Arizona let everyone know that all the votes had not been counted. They let every know how many votes were cast, and how many remained to be counted. There was no mystery ballots found. There were no invalid ballots thrown back into valid ballots. Arizona did everything right, and Kyrsten Sinema won the seat fair and square. Not so in Broward Florida.

 

I think Martha McSally was always guaranteed a seat in the Senate. They didn't see any harm in trying to keep both seats by winning one, and appointing the other, and neither did I. It was the smart play for Republicans.

 

 

So do the other places, doesn't stop people who should know to whine about it. (the uninitiated have a different problem >_>)

 

I was even congratulating her on her demeanor during this, which is sad that you would need to congratulate someone over something this basic.

 

And yes, smart plan by the R's, thou I doubt people didn't see that one coming :D

 

 

 

 

 

Why don't America shift to a multi party system?
That would solve all this

 

In before Betsy.
++++++++
_Task statement_.
Extend the forum discussion above about the Arizona Senate vote count, picking up right after its final line.

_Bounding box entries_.
++++++++
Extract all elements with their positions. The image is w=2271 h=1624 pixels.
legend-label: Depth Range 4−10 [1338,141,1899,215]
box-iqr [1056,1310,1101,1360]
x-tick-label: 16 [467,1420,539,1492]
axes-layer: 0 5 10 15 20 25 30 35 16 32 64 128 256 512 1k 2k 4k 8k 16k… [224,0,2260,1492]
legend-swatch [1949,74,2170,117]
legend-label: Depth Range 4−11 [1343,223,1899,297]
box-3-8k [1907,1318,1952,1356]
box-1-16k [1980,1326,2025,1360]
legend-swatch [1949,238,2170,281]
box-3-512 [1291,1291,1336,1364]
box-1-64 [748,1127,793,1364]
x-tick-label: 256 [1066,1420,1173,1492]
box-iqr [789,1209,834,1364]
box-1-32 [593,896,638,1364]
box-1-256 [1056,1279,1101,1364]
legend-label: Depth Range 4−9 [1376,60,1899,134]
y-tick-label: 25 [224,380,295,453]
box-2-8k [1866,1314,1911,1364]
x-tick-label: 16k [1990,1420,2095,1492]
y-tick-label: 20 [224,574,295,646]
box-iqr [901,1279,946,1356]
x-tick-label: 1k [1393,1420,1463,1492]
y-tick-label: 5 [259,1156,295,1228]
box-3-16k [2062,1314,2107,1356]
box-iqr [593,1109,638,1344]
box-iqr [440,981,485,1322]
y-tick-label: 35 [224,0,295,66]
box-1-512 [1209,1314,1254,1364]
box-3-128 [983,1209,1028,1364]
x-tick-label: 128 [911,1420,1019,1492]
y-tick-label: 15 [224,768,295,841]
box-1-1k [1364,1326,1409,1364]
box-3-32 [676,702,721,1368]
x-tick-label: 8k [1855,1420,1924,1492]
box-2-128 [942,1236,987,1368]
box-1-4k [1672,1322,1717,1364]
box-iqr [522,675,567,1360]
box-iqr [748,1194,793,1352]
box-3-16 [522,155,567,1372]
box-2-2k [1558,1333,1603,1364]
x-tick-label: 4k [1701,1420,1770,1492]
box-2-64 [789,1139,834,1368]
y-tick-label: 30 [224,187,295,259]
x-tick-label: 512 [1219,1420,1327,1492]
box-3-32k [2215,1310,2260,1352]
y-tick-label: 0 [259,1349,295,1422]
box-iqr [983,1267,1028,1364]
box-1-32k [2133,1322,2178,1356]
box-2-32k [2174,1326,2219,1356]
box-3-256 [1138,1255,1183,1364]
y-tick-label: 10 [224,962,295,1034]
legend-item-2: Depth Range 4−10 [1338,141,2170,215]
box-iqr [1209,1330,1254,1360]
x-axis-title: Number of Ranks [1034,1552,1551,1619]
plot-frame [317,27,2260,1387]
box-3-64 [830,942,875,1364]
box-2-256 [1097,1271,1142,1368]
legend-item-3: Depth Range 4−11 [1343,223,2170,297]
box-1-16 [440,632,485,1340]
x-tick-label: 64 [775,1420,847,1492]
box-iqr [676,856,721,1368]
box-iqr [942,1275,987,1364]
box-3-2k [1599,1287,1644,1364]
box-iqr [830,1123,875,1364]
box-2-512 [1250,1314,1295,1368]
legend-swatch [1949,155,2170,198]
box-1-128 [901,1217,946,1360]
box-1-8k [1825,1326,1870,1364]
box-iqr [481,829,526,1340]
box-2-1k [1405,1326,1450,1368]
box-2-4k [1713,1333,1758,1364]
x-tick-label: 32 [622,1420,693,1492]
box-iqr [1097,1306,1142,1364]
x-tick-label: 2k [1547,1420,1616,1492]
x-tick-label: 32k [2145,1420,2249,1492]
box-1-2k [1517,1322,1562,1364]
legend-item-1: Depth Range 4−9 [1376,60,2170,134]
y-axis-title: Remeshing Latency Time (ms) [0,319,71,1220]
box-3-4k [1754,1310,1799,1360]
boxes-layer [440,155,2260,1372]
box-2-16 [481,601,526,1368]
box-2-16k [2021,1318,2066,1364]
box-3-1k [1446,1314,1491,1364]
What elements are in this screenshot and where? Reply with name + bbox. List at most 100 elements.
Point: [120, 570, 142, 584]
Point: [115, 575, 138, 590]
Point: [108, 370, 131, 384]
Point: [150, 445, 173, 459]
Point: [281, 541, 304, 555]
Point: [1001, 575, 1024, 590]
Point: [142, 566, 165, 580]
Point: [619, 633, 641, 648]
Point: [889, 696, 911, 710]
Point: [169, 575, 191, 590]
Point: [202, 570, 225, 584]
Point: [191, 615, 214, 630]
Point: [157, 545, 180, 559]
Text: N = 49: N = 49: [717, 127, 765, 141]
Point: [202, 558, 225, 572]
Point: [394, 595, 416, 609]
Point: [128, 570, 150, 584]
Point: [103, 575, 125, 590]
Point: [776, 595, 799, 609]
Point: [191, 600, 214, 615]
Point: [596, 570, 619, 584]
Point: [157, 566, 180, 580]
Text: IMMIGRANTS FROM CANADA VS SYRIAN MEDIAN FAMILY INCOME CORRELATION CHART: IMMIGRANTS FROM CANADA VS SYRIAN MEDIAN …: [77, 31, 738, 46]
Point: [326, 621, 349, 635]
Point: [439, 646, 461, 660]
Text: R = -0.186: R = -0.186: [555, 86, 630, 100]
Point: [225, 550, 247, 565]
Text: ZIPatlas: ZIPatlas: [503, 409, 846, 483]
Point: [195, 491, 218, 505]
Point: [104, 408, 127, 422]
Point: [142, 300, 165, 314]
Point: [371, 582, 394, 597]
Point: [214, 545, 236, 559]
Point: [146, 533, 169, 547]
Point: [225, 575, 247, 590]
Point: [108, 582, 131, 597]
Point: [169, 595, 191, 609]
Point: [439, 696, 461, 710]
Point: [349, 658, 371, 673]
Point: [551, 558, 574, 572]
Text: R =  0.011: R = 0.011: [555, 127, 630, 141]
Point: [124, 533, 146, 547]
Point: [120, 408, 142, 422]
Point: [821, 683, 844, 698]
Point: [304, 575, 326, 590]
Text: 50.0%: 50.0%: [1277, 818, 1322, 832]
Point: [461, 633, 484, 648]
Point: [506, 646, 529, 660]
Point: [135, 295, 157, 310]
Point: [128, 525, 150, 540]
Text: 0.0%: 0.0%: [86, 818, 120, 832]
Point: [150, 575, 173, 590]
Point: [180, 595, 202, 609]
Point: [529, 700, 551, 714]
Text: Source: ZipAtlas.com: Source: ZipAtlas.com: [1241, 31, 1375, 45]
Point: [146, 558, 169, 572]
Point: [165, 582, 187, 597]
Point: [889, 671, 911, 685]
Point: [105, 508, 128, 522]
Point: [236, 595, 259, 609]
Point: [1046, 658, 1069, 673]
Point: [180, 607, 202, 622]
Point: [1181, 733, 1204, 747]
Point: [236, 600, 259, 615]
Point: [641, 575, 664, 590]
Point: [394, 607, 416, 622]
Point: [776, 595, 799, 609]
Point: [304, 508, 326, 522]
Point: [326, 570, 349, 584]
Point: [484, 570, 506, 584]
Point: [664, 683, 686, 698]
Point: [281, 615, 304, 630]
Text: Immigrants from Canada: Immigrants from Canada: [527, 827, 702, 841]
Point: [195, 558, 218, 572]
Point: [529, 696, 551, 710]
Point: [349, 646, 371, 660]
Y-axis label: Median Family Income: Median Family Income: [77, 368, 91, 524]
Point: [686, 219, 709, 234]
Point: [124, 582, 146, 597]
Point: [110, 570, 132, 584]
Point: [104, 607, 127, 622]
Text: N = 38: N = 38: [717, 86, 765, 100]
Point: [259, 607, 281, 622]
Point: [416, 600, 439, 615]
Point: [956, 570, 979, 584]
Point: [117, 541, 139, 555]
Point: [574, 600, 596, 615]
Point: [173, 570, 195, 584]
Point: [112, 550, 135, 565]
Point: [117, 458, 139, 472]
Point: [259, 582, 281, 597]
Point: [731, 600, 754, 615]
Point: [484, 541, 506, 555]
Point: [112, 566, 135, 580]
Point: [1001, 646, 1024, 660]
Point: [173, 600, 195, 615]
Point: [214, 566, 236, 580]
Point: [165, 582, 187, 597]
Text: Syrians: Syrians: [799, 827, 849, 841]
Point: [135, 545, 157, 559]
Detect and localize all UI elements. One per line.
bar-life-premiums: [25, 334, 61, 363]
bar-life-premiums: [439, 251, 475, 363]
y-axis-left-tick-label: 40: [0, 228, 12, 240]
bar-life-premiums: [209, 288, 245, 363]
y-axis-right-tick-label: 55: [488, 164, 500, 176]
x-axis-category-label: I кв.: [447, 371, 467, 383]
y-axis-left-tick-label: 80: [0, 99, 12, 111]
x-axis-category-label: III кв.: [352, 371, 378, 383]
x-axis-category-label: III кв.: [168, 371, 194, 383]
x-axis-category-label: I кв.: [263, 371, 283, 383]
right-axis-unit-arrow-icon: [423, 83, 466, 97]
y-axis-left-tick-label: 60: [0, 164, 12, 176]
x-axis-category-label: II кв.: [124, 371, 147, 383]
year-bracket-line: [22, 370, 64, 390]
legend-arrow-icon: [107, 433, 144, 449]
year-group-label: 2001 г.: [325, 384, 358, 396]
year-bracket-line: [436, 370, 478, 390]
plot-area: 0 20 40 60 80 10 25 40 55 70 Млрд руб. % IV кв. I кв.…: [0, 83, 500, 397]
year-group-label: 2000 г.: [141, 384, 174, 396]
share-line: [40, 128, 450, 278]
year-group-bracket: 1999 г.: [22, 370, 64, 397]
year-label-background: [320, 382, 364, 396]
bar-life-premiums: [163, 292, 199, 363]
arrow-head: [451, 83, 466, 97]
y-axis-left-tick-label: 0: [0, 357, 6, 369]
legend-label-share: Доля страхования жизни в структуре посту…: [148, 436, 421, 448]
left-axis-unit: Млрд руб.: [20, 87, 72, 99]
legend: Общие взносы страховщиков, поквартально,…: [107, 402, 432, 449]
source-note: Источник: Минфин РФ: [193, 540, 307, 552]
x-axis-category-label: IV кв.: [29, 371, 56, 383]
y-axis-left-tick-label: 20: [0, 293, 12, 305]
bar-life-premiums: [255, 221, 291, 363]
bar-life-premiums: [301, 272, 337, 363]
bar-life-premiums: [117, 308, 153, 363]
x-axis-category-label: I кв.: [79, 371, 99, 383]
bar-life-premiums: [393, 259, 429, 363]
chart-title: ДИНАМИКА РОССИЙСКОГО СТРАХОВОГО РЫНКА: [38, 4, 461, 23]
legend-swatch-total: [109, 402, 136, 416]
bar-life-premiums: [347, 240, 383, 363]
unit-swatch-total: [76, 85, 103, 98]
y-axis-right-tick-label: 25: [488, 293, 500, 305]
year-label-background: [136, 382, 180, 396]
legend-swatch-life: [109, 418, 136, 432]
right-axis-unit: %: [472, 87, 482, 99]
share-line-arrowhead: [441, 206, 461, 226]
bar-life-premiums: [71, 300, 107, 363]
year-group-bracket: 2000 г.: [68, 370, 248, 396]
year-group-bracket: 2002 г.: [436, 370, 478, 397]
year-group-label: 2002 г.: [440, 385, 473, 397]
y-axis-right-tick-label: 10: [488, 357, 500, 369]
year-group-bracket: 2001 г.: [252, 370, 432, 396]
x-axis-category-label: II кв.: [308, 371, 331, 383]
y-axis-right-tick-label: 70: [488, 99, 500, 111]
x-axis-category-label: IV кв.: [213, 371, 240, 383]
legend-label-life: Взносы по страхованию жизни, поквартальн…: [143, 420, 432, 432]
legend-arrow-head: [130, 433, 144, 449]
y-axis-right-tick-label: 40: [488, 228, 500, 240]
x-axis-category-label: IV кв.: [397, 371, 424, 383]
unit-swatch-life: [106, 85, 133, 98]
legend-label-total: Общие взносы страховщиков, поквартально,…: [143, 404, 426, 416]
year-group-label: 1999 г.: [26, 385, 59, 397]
++++++++
_Output for this exercise_.
Why me? :(

 

Aside from RH's commentary, a direct cause if a FPTP election, "winner takes all" is an idiotic thing in a democracy, compounded with that in the US most (not all) wins can be done by plurality so offcourse they (the parties) band together into a 50%+1 so they can be "sure" of winning. Meanwhile the fringe parties (green, libertarians, ...) are seen as more as a lifestyle choice. Only plus side you guys have is the lack of "protest votes", or atleast not as frequent as happening here.

 

As for AZ's senate seat, I did enjoy the RNC being annoyed when (ignoring her trumpismy post-primary) McSally didn't go full ham into the "election fraud/steal" screams some other Reps are doing in various other still contested races. Even funnier when AGAIN your president goes into the whole FAKE NEWS part of it and adds some more ham to the already ludricous situation. That she is front runner to keep the seat warm for another 2y was a given once she started trailing in her own race.

 

 

Because while America's two party system is a bit broken, lots of americans think that this means having more political parties represented always means better and more effective government (ie, more parties would "solve all of this" as MK put it). 

 

And uh. Belgium.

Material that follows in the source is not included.